▶ _Exercise aim_:
The data below should be restated word for word, with every picture omitted.

▶ _Source records_:
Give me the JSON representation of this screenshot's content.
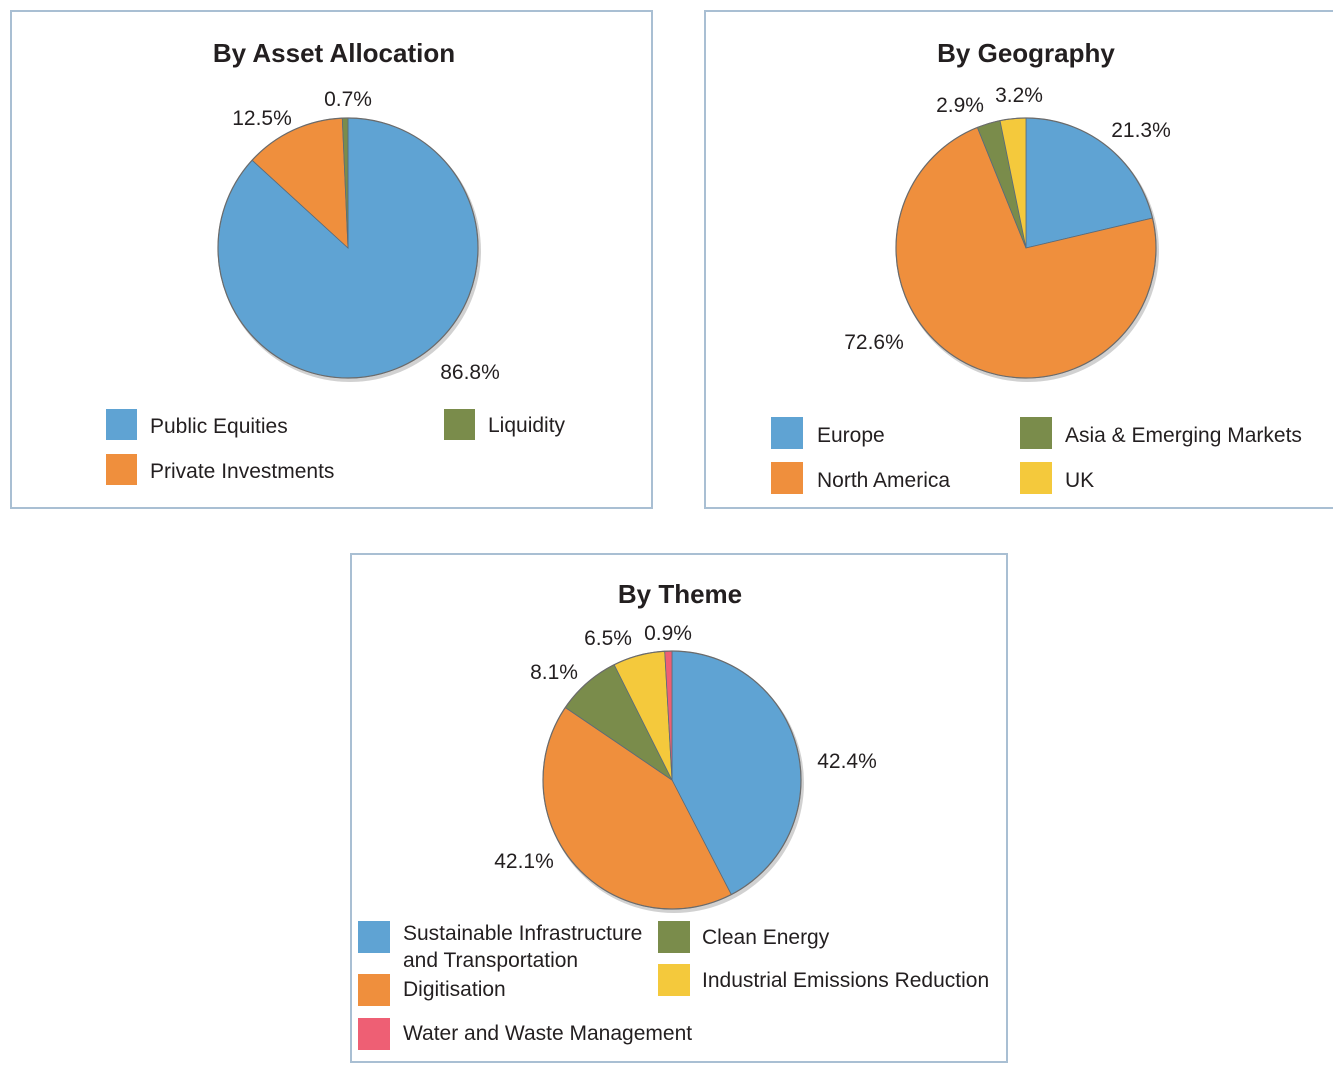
{
  "chart_data": [
    {
      "type": "pie",
      "title": "By Asset Allocation",
      "slices": [
        {
          "label": "Public Equities",
          "value": 86.8,
          "display": "86.8%",
          "color": "#5fa3d3"
        },
        {
          "label": "Private Investments",
          "value": 12.5,
          "display": "12.5%",
          "color": "#ef8f3d"
        },
        {
          "label": "Liquidity",
          "value": 0.7,
          "display": "0.7%",
          "color": "#7a8c4b"
        }
      ],
      "legend_placement": "bottom"
    },
    {
      "type": "pie",
      "title": "By Geography",
      "slices": [
        {
          "label": "Europe",
          "value": 21.3,
          "display": "21.3%",
          "color": "#5fa3d3"
        },
        {
          "label": "North America",
          "value": 72.6,
          "display": "72.6%",
          "color": "#ef8f3d"
        },
        {
          "label": "Asia & Emerging Markets",
          "value": 2.9,
          "display": "2.9%",
          "color": "#7a8c4b"
        },
        {
          "label": "UK",
          "value": 3.2,
          "display": "3.2%",
          "color": "#f4c93c"
        }
      ],
      "legend_placement": "bottom"
    },
    {
      "type": "pie",
      "title": "By Theme",
      "slices": [
        {
          "label": "Sustainable Infrastructure and Transportation",
          "value": 42.4,
          "display": "42.4%",
          "color": "#5fa3d3"
        },
        {
          "label": "Digitisation",
          "value": 42.1,
          "display": "42.1%",
          "color": "#ef8f3d"
        },
        {
          "label": "Clean Energy",
          "value": 8.1,
          "display": "8.1%",
          "color": "#7a8c4b"
        },
        {
          "label": "Industrial Emissions Reduction",
          "value": 6.5,
          "display": "6.5%",
          "color": "#f4c93c"
        },
        {
          "label": "Water and Waste Management",
          "value": 0.9,
          "display": "0.9%",
          "color": "#ee5f74"
        }
      ],
      "legend_placement": "bottom"
    }
  ]
}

▶ _Correct answer_:
Give me the JSON representation of this screenshot's content.
{
  "chart_data": [
    {
      "type": "pie",
      "title": "By Asset Allocation",
      "slices": [
        {
          "label": "Public Equities",
          "value": 86.8,
          "display": "86.8%",
          "color": "#5fa3d3"
        },
        {
          "label": "Private Investments",
          "value": 12.5,
          "display": "12.5%",
          "color": "#ef8f3d"
        },
        {
          "label": "Liquidity",
          "value": 0.7,
          "display": "0.7%",
          "color": "#7a8c4b"
        }
      ],
      "legend_placement": "bottom"
    },
    {
      "type": "pie",
      "title": "By Geography",
      "slices": [
        {
          "label": "Europe",
          "value": 21.3,
          "display": "21.3%",
          "color": "#5fa3d3"
        },
        {
          "label": "North America",
          "value": 72.6,
          "display": "72.6%",
          "color": "#ef8f3d"
        },
        {
          "label": "Asia & Emerging Markets",
          "value": 2.9,
          "display": "2.9%",
          "color": "#7a8c4b"
        },
        {
          "label": "UK",
          "value": 3.2,
          "display": "3.2%",
          "color": "#f4c93c"
        }
      ],
      "legend_placement": "bottom"
    },
    {
      "type": "pie",
      "title": "By Theme",
      "slices": [
        {
          "label": "Sustainable Infrastructure and Transportation",
          "value": 42.4,
          "display": "42.4%",
          "color": "#5fa3d3"
        },
        {
          "label": "Digitisation",
          "value": 42.1,
          "display": "42.1%",
          "color": "#ef8f3d"
        },
        {
          "label": "Clean Energy",
          "value": 8.1,
          "display": "8.1%",
          "color": "#7a8c4b"
        },
        {
          "label": "Industrial Emissions Reduction",
          "value": 6.5,
          "display": "6.5%",
          "color": "#f4c93c"
        },
        {
          "label": "Water and Waste Management",
          "value": 0.9,
          "display": "0.9%",
          "color": "#ee5f74"
        }
      ],
      "legend_placement": "bottom"
    }
  ]
}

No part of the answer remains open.